PROBLEM DETAILS – Show every line of the data below that includes the word "color".

Records drawn from a dataset
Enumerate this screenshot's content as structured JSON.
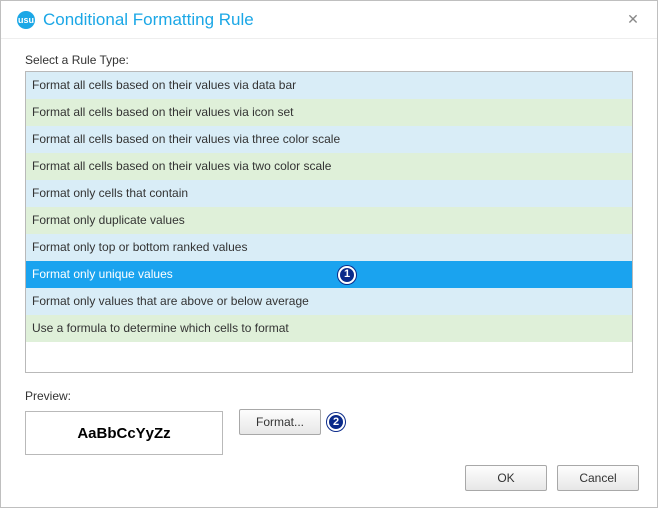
{
  "title": "Conditional Formatting Rule",
  "section_label": "Select a Rule Type:",
  "rule_types": [
    "Format all cells based on their values via data bar",
    "Format all cells based on their values via icon set",
    "Format all cells based on their values via three color scale",
    "Format all cells based on their values via two color scale",
    "Format only cells that contain",
    "Format only duplicate values",
    "Format only top or bottom ranked values",
    "Format only unique values",
    "Format only values that are above or below average",
    "Use a formula to determine which cells to format"
  ],
  "selected_index": 7,
  "callouts": {
    "rule": "1",
    "format": "2"
  },
  "preview_label": "Preview:",
  "preview_sample": "AaBbCcYyZz",
  "format_button": "Format...",
  "ok_button": "OK",
  "cancel_button": "Cancel",
  "icon_label": "usu"
}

EXERCISE ANSWER –
    "Format all cells based on their values via three color scale",
    "Format all cells based on their values via two color scale",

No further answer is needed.